> _Problem description_:
Extract every record, exactly as written, and ignore the pictures.

[Records that describe figures]
------------------------------------------------
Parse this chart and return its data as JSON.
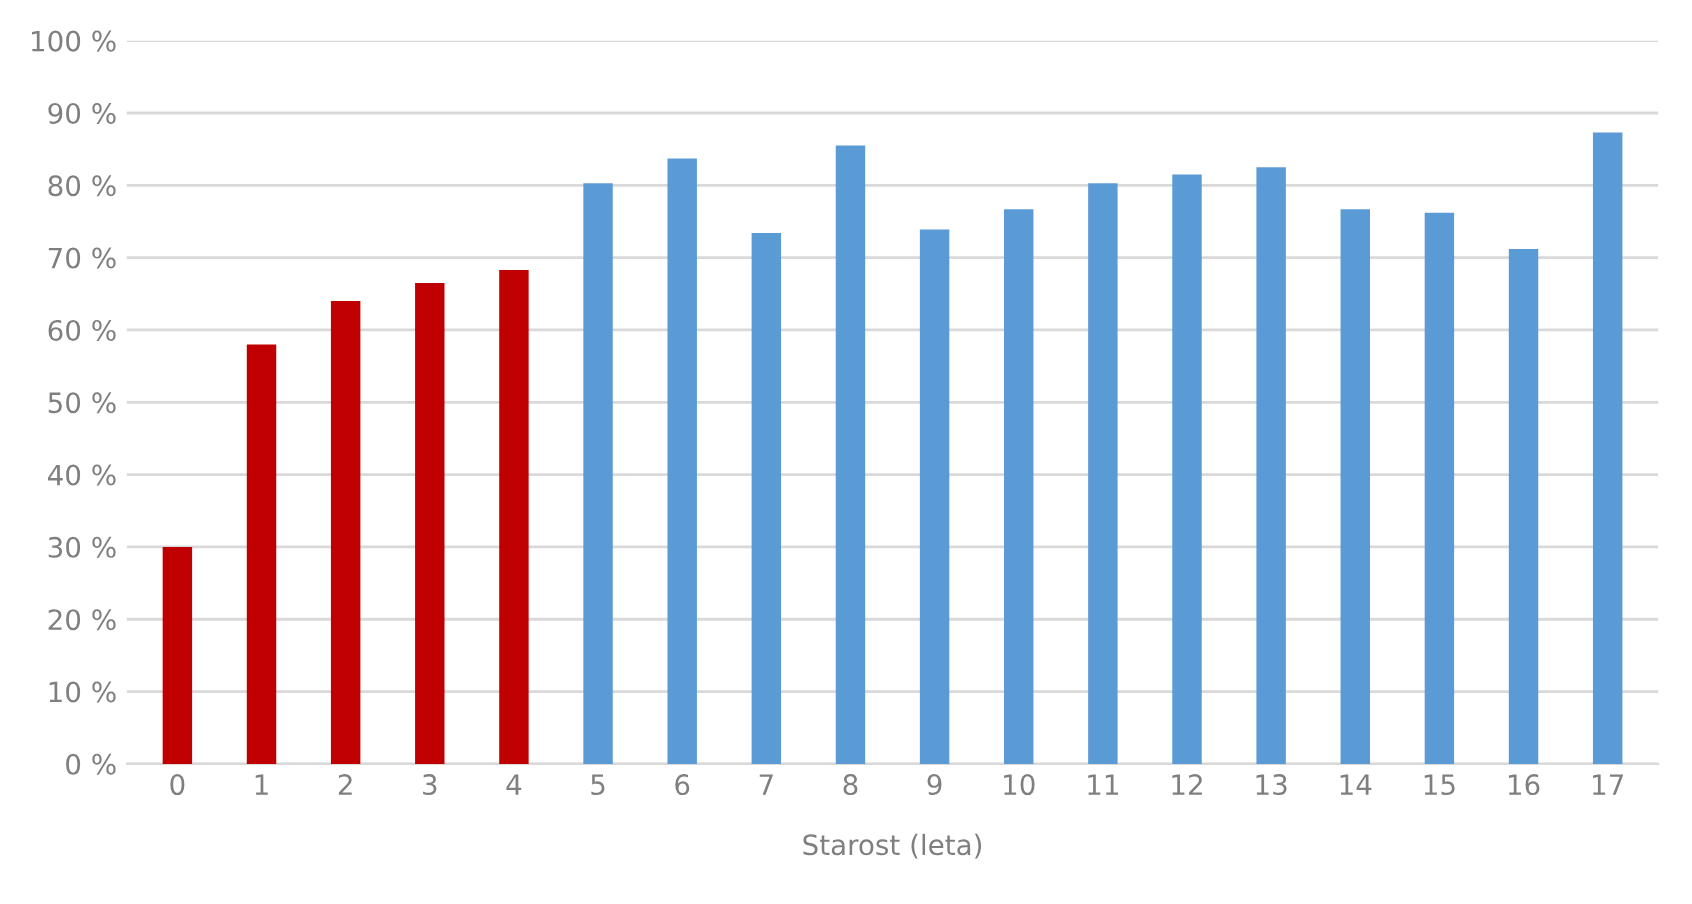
{
  "chart_data": {
    "type": "bar",
    "xlabel": "Starost (leta)",
    "categories": [
      "0",
      "1",
      "2",
      "3",
      "4",
      "5",
      "6",
      "7",
      "8",
      "9",
      "10",
      "11",
      "12",
      "13",
      "14",
      "15",
      "16",
      "17"
    ],
    "values": [
      30,
      58,
      64,
      66.5,
      68.3,
      80.3,
      83.7,
      73.4,
      85.5,
      73.9,
      76.7,
      80.3,
      81.5,
      82.5,
      76.7,
      76.2,
      71.2,
      87.3
    ],
    "colors": [
      "#c00000",
      "#c00000",
      "#c00000",
      "#c00000",
      "#c00000",
      "#5b9bd5",
      "#5b9bd5",
      "#5b9bd5",
      "#5b9bd5",
      "#5b9bd5",
      "#5b9bd5",
      "#5b9bd5",
      "#5b9bd5",
      "#5b9bd5",
      "#5b9bd5",
      "#5b9bd5",
      "#5b9bd5",
      "#5b9bd5"
    ],
    "ylim": [
      0,
      100
    ],
    "yticks": [
      {
        "value": 0,
        "label": "0 %"
      },
      {
        "value": 10,
        "label": "10 %"
      },
      {
        "value": 20,
        "label": "20 %"
      },
      {
        "value": 30,
        "label": "30 %"
      },
      {
        "value": 40,
        "label": "40 %"
      },
      {
        "value": 50,
        "label": "50 %"
      },
      {
        "value": 60,
        "label": "60 %"
      },
      {
        "value": 70,
        "label": "70 %"
      },
      {
        "value": 80,
        "label": "80 %"
      },
      {
        "value": 90,
        "label": "90 %"
      },
      {
        "value": 100,
        "label": "100 %"
      }
    ],
    "grid": "y"
  }
}
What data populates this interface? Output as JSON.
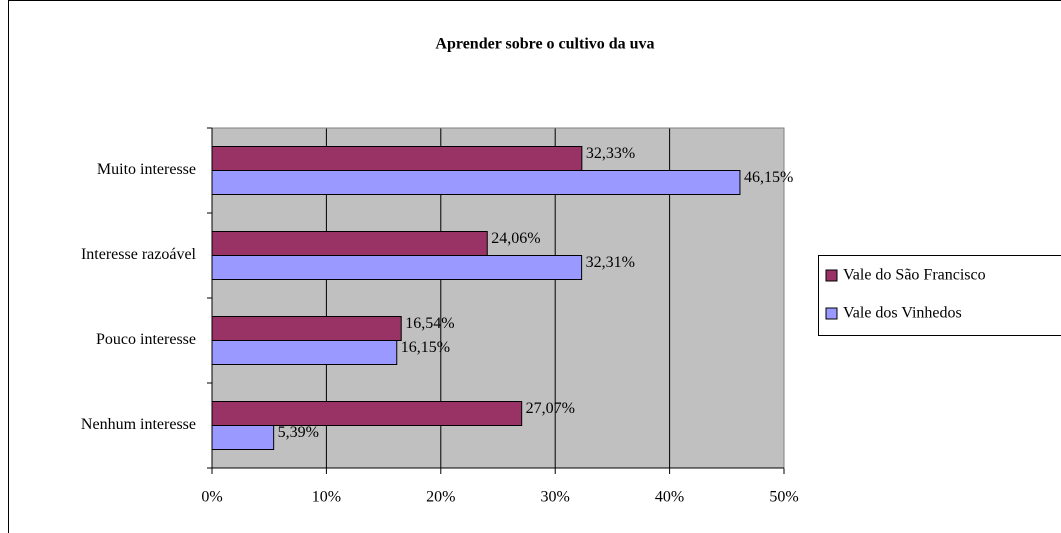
{
  "chart_data": {
    "type": "bar",
    "orientation": "horizontal",
    "title": "Aprender sobre o cultivo da uva",
    "categories": [
      "Muito interesse",
      "Interesse razoável",
      "Pouco interesse",
      "Nenhum interesse"
    ],
    "series": [
      {
        "name": "Vale do São Francisco",
        "color": "#993366",
        "values": [
          32.33,
          24.06,
          16.54,
          27.07
        ],
        "value_labels": [
          "32,33%",
          "24,06%",
          "16,54%",
          "27,07%"
        ]
      },
      {
        "name": "Vale dos Vinhedos",
        "color": "#9999ff",
        "values": [
          46.15,
          32.31,
          16.15,
          5.39
        ],
        "value_labels": [
          "46,15%",
          "32,31%",
          "16,15%",
          "5,39%"
        ]
      }
    ],
    "xlim": [
      0,
      50
    ],
    "xticks": [
      {
        "value": 0,
        "label": "0%"
      },
      {
        "value": 10,
        "label": "10%"
      },
      {
        "value": 20,
        "label": "20%"
      },
      {
        "value": 30,
        "label": "30%"
      },
      {
        "value": 40,
        "label": "40%"
      },
      {
        "value": 50,
        "label": "50%"
      }
    ],
    "grid": true,
    "legend": "right"
  }
}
------------------------------------------------
> _Task answer_:
Parse this chart and return its data as JSON.
{
  "chart_data": {
    "type": "bar",
    "xlabel": "Starost (leta)",
    "categories": [
      "0",
      "1",
      "2",
      "3",
      "4",
      "5",
      "6",
      "7",
      "8",
      "9",
      "10",
      "11",
      "12",
      "13",
      "14",
      "15",
      "16",
      "17"
    ],
    "values": [
      30,
      58,
      64,
      66.5,
      68.3,
      80.3,
      83.7,
      73.4,
      85.5,
      73.9,
      76.7,
      80.3,
      81.5,
      82.5,
      76.7,
      76.2,
      71.2,
      87.3
    ],
    "colors": [
      "#c00000",
      "#c00000",
      "#c00000",
      "#c00000",
      "#c00000",
      "#5b9bd5",
      "#5b9bd5",
      "#5b9bd5",
      "#5b9bd5",
      "#5b9bd5",
      "#5b9bd5",
      "#5b9bd5",
      "#5b9bd5",
      "#5b9bd5",
      "#5b9bd5",
      "#5b9bd5",
      "#5b9bd5",
      "#5b9bd5"
    ],
    "ylim": [
      0,
      100
    ],
    "yticks": [
      {
        "value": 0,
        "label": "0 %"
      },
      {
        "value": 10,
        "label": "10 %"
      },
      {
        "value": 20,
        "label": "20 %"
      },
      {
        "value": 30,
        "label": "30 %"
      },
      {
        "value": 40,
        "label": "40 %"
      },
      {
        "value": 50,
        "label": "50 %"
      },
      {
        "value": 60,
        "label": "60 %"
      },
      {
        "value": 70,
        "label": "70 %"
      },
      {
        "value": 80,
        "label": "80 %"
      },
      {
        "value": 90,
        "label": "90 %"
      },
      {
        "value": 100,
        "label": "100 %"
      }
    ],
    "grid": "y"
  }
}
What data populates this interface? Output as JSON.
{
  "chart_data": {
    "type": "bar",
    "orientation": "horizontal",
    "title": "Aprender sobre o cultivo da uva",
    "categories": [
      "Muito interesse",
      "Interesse razoável",
      "Pouco interesse",
      "Nenhum interesse"
    ],
    "series": [
      {
        "name": "Vale do São Francisco",
        "color": "#993366",
        "values": [
          32.33,
          24.06,
          16.54,
          27.07
        ],
        "value_labels": [
          "32,33%",
          "24,06%",
          "16,54%",
          "27,07%"
        ]
      },
      {
        "name": "Vale dos Vinhedos",
        "color": "#9999ff",
        "values": [
          46.15,
          32.31,
          16.15,
          5.39
        ],
        "value_labels": [
          "46,15%",
          "32,31%",
          "16,15%",
          "5,39%"
        ]
      }
    ],
    "xlim": [
      0,
      50
    ],
    "xticks": [
      {
        "value": 0,
        "label": "0%"
      },
      {
        "value": 10,
        "label": "10%"
      },
      {
        "value": 20,
        "label": "20%"
      },
      {
        "value": 30,
        "label": "30%"
      },
      {
        "value": 40,
        "label": "40%"
      },
      {
        "value": 50,
        "label": "50%"
      }
    ],
    "grid": true,
    "legend": "right"
  }
}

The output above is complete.